Items from a data source:
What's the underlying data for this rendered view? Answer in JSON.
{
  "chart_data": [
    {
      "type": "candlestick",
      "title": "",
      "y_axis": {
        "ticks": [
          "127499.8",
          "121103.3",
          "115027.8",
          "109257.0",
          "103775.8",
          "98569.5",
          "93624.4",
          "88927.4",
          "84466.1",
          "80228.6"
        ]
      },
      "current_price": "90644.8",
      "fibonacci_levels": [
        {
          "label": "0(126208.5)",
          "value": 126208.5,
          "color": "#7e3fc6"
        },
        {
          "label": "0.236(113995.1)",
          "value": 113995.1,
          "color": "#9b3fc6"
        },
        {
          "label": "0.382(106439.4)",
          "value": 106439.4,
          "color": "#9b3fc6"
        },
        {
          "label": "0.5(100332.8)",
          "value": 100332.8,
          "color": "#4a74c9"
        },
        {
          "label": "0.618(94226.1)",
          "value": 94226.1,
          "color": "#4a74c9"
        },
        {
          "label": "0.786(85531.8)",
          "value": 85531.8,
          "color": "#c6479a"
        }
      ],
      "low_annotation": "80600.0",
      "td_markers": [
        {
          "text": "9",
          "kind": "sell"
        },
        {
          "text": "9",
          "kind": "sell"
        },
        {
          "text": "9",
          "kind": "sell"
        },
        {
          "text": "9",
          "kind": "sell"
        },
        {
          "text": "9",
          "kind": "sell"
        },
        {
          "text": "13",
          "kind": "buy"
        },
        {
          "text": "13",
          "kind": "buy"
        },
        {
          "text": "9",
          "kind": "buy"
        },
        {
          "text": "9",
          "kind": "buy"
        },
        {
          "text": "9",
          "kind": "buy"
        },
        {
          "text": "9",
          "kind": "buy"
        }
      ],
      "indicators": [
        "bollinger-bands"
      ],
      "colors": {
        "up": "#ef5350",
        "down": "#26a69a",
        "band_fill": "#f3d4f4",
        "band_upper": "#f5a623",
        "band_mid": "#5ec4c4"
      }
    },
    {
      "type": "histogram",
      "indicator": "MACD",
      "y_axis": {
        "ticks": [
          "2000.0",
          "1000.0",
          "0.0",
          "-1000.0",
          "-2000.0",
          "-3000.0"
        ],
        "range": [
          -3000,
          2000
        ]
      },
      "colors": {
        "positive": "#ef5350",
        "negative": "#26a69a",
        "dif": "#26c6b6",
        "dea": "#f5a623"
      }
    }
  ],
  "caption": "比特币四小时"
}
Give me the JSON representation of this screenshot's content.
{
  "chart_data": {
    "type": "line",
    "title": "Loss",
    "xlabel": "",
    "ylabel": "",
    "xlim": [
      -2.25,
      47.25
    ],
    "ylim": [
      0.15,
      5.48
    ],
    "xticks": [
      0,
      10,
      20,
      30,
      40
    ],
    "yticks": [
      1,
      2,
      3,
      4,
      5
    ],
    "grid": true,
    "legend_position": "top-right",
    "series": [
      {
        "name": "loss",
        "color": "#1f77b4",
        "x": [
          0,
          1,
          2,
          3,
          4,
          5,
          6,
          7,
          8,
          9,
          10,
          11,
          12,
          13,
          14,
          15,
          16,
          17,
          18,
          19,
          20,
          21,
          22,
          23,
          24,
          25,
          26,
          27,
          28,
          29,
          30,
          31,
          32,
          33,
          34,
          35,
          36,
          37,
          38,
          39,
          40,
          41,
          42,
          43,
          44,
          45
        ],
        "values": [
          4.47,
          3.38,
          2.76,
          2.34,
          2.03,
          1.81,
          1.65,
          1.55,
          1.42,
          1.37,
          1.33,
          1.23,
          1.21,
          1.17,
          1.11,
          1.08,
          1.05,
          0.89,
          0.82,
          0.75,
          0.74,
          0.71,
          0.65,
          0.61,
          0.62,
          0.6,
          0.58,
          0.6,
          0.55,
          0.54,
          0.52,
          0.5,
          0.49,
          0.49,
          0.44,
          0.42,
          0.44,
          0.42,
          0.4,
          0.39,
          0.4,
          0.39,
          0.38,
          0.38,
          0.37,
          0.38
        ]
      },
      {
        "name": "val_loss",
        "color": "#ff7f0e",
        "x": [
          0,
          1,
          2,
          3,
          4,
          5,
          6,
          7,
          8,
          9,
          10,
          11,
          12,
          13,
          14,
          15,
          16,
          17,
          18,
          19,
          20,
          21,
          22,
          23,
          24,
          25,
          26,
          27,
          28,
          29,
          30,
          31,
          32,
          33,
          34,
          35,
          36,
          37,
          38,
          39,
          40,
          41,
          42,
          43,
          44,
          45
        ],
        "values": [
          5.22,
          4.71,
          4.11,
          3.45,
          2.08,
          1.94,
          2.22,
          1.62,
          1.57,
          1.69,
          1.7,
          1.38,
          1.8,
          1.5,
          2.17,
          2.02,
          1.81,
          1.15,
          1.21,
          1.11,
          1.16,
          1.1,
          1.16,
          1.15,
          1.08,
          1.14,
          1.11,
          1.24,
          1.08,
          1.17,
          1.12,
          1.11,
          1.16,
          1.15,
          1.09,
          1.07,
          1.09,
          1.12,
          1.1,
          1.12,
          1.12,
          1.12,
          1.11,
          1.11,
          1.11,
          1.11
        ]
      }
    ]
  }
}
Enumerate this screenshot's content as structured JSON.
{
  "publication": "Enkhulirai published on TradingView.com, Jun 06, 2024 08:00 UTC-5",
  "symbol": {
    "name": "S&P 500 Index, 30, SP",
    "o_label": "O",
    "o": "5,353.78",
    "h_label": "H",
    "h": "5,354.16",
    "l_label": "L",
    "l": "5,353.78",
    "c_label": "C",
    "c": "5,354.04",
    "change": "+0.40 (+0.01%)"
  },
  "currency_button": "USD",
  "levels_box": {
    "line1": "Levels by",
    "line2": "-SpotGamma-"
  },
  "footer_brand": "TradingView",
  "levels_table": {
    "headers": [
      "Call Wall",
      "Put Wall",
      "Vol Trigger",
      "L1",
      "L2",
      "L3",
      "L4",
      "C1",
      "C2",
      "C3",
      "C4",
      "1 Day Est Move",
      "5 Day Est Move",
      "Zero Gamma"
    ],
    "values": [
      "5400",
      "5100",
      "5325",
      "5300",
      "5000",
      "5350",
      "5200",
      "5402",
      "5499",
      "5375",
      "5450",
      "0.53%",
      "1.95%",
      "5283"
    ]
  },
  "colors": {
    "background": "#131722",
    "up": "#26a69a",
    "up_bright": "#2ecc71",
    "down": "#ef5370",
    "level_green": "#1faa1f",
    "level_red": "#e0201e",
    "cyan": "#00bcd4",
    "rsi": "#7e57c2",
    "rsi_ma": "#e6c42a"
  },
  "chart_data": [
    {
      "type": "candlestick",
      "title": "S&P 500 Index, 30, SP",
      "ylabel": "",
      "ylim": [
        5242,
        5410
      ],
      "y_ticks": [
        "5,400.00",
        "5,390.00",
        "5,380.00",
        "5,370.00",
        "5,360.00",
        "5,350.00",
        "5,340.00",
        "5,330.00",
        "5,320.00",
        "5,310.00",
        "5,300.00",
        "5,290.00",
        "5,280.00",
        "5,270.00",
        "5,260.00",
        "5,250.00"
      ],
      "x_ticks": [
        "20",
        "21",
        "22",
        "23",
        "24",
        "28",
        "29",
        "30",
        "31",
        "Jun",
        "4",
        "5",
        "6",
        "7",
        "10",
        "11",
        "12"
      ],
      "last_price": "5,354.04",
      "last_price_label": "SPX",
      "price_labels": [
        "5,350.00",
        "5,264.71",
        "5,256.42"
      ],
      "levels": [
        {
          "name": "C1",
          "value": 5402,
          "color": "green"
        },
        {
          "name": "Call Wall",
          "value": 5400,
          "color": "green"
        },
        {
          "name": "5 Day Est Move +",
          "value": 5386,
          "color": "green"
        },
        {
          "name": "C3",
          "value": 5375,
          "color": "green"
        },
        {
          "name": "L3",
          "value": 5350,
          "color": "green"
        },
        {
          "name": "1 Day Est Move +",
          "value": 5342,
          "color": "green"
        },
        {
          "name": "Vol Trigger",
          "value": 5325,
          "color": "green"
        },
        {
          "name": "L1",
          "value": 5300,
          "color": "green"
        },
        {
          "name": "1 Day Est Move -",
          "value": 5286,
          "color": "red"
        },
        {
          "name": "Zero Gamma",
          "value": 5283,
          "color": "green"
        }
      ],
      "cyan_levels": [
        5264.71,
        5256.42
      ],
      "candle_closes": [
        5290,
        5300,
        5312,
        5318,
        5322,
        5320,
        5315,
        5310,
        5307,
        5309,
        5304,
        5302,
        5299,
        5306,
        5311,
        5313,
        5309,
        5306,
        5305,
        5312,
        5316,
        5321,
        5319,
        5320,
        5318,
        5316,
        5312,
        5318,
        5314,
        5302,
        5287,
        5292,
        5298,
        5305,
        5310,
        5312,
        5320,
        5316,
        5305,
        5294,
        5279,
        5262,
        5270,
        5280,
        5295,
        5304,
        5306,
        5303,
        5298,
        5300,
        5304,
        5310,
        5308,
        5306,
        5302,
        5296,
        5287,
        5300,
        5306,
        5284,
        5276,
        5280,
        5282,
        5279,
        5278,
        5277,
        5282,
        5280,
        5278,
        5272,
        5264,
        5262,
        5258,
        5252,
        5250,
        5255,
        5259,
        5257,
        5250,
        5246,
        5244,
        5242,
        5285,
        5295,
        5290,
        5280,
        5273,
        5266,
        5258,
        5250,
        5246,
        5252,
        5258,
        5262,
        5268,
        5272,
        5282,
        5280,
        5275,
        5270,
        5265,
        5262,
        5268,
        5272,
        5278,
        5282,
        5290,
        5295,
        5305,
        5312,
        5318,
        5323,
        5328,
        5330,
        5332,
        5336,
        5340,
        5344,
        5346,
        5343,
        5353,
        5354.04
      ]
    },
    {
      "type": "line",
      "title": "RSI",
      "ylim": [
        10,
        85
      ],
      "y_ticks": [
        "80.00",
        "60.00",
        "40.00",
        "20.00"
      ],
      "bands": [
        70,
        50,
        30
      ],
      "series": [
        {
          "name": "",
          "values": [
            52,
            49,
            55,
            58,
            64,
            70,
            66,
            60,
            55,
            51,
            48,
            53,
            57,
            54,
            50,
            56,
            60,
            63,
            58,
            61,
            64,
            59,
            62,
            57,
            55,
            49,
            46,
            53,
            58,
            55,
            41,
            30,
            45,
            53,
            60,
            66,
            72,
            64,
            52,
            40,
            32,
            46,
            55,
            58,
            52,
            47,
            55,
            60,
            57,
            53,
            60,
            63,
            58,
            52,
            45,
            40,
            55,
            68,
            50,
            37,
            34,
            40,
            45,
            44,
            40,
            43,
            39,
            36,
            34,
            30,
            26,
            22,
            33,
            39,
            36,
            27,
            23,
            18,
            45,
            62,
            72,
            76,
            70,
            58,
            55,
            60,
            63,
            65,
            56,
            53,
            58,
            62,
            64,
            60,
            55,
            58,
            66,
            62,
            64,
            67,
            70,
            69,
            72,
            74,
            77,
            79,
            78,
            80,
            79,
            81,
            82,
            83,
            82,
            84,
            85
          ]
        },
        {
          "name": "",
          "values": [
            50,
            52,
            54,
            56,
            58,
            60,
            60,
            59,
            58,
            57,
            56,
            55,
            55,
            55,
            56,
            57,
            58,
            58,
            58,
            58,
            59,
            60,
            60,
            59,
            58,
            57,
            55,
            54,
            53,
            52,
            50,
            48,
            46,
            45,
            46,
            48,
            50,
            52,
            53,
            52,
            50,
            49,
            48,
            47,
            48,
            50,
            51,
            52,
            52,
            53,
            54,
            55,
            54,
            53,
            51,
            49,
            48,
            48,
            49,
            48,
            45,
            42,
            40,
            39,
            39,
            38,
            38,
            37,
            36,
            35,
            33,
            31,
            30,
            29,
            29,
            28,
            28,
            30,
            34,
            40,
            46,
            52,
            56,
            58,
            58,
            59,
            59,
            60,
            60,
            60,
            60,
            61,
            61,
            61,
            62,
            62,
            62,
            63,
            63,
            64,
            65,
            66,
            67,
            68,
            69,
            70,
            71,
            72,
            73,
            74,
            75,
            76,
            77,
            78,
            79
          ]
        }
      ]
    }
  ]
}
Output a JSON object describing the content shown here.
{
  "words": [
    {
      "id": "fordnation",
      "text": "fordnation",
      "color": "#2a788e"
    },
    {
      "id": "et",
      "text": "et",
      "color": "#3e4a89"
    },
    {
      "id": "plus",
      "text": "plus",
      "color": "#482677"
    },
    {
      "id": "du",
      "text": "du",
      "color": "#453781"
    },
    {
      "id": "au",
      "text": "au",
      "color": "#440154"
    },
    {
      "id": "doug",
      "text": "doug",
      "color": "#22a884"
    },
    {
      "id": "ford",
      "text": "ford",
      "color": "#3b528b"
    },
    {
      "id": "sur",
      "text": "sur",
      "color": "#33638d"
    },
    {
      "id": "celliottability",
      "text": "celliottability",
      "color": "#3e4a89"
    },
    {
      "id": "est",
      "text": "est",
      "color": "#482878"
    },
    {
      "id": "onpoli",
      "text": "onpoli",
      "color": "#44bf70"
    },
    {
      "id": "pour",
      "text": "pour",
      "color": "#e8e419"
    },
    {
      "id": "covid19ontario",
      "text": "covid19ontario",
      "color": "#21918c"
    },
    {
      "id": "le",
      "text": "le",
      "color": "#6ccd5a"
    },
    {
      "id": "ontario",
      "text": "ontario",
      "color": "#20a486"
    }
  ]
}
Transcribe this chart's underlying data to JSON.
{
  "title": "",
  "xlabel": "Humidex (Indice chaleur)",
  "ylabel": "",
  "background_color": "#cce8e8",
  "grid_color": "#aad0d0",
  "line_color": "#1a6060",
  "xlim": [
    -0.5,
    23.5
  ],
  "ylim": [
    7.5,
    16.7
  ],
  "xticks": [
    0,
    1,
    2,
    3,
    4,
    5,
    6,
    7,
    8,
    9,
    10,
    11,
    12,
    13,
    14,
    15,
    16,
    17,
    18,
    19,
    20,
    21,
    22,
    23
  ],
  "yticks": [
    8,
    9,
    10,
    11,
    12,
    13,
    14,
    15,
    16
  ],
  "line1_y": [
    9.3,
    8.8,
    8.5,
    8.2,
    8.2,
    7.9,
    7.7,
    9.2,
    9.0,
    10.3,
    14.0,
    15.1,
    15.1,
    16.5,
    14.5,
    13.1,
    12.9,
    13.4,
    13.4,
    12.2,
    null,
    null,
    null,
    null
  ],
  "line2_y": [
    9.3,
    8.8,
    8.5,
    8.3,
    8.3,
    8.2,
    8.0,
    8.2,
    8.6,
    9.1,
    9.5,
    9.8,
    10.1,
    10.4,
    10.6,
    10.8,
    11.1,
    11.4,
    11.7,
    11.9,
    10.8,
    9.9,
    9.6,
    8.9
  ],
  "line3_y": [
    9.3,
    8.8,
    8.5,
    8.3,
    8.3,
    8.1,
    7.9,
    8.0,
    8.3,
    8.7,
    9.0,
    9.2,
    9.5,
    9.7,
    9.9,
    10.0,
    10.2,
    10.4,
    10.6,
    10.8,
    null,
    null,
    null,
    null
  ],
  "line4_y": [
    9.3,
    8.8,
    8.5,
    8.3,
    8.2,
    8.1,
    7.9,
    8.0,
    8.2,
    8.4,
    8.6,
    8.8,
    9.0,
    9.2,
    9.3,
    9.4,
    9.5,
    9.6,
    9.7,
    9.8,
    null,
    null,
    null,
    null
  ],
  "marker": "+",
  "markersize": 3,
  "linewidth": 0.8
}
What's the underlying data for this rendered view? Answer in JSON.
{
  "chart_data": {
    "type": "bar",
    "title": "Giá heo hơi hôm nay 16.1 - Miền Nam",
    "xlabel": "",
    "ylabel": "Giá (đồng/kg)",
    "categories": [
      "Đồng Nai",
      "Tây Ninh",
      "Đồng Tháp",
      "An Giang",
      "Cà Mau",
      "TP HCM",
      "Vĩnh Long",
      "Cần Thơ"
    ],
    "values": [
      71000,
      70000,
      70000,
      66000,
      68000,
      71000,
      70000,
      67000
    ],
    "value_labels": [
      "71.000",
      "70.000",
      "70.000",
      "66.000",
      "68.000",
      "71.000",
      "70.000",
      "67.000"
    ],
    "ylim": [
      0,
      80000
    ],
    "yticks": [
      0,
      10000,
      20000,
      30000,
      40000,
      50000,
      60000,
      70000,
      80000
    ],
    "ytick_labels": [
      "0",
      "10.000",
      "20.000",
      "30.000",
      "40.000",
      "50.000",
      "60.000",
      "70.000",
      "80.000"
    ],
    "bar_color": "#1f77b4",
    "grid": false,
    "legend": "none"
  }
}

▶ **Challenge**:
Where a line in the material contains "TradingView", copy that line.

▶ **Reply**:
  "publication": "Enkhulirai published on TradingView.com, Jun 06, 2024 08:00 UTC-5",
  "footer_brand": "TradingView",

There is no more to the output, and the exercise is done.